→ To be done: Gather all lines in the records below that include the word "предусмотренных".

[Saved entries]
++++++++

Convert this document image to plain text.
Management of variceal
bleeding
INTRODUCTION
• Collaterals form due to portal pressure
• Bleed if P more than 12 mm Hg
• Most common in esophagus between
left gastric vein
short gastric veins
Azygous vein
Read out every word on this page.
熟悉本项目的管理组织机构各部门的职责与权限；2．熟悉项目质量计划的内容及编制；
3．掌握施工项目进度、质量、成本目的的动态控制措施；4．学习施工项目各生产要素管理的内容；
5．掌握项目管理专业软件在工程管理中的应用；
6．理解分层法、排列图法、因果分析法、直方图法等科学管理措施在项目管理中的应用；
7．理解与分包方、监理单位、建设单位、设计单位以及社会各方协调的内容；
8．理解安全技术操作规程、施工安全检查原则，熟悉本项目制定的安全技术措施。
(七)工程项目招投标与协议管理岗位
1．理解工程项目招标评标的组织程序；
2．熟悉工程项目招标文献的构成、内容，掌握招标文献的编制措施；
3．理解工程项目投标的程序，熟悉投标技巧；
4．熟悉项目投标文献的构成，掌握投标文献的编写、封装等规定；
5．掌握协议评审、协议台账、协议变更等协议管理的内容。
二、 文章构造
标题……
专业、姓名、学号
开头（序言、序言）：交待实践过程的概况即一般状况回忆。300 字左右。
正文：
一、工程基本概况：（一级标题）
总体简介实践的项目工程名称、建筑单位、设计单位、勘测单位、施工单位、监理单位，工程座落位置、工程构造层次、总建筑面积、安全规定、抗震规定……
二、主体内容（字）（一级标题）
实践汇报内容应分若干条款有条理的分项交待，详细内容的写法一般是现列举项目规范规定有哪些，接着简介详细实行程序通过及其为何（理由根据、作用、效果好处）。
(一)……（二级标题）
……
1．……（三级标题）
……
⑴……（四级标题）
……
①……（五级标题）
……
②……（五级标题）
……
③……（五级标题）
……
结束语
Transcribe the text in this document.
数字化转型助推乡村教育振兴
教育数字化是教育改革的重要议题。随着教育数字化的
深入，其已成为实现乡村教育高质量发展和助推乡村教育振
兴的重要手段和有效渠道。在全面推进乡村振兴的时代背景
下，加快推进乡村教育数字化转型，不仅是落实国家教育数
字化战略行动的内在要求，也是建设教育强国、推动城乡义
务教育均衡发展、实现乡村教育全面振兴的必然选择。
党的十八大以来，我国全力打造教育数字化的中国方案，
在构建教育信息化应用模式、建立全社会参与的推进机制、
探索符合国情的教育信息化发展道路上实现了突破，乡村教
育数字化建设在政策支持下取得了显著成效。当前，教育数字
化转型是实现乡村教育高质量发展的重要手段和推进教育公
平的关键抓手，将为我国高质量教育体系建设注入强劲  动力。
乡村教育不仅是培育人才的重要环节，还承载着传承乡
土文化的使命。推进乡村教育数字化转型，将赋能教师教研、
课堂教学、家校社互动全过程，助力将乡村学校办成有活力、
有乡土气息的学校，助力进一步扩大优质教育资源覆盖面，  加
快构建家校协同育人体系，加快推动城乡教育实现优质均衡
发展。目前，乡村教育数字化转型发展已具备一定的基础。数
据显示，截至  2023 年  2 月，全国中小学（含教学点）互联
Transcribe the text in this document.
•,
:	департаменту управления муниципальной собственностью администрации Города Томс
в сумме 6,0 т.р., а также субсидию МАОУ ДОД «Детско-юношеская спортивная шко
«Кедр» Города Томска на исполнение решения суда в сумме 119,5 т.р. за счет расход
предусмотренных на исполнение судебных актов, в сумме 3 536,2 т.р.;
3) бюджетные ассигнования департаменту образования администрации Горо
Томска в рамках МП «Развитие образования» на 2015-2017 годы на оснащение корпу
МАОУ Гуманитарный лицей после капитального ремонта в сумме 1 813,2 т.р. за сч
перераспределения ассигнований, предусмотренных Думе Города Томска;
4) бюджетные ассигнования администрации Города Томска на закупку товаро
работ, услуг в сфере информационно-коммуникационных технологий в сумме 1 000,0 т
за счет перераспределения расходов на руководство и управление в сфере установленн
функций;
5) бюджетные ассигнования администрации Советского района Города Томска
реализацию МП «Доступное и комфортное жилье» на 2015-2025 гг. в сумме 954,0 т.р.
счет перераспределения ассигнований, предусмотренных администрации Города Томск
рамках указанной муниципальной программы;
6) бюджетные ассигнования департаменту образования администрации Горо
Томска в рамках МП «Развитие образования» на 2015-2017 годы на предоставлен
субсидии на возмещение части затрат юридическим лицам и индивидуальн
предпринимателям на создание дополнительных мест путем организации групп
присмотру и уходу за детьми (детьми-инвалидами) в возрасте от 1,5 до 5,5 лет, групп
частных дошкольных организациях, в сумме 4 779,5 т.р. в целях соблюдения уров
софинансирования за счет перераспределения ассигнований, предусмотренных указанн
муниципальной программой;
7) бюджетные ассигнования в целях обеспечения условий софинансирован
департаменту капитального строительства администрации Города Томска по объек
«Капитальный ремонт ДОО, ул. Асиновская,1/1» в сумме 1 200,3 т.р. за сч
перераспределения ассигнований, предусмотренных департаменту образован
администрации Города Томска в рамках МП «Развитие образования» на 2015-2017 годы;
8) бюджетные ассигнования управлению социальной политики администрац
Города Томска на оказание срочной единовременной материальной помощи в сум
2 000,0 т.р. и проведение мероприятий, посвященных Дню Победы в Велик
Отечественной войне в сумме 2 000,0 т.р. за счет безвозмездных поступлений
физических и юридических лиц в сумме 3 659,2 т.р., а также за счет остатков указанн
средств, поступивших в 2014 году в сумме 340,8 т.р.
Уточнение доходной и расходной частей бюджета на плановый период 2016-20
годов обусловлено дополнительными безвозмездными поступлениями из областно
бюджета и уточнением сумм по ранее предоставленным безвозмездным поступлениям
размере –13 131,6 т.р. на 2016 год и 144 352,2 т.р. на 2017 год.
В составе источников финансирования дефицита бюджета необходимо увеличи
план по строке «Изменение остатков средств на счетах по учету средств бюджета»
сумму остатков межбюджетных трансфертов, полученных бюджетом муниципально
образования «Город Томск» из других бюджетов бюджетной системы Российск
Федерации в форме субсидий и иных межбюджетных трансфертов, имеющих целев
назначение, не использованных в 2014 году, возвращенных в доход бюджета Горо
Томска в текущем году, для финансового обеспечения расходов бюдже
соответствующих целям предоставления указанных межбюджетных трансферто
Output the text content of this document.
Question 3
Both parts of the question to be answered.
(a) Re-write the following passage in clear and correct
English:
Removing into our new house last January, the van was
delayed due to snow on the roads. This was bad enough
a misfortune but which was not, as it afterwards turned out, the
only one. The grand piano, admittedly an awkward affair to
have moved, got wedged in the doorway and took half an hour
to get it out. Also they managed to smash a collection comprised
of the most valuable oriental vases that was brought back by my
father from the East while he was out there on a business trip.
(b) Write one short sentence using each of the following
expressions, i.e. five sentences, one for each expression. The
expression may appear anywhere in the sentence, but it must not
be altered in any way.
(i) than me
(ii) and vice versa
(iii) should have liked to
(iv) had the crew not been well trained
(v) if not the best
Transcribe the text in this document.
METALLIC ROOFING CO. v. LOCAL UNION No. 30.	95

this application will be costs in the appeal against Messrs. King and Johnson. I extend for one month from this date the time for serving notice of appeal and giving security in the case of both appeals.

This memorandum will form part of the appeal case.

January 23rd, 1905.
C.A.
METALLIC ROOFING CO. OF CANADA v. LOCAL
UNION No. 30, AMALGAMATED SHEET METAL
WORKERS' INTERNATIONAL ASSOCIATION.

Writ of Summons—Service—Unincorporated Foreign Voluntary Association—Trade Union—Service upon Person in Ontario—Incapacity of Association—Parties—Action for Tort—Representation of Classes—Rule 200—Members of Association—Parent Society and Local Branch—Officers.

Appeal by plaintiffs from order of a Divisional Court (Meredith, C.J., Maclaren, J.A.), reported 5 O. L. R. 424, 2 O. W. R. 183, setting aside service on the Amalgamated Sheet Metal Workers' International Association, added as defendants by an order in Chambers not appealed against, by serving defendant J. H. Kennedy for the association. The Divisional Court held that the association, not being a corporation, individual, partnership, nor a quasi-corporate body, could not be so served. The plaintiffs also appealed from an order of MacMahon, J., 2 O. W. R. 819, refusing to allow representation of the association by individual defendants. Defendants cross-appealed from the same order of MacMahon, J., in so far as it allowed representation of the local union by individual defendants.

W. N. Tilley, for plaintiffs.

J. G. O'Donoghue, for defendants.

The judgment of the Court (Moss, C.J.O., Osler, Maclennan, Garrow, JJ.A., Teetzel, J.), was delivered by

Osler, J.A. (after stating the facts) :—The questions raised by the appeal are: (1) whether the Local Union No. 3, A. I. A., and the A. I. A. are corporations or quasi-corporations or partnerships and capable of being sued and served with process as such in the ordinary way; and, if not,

++++++++

→ The result:
предусмотренных на исполнение судебных актов, в сумме 3 536,2 т.р.;
перераспределения ассигнований, предусмотренных Думе Города Томска;
счет перераспределения ассигнований, предусмотренных администрации Города Томск
софинансирования за счет перераспределения ассигнований, предусмотренных указанн
перераспределения ассигнований, предусмотренных департаменту образован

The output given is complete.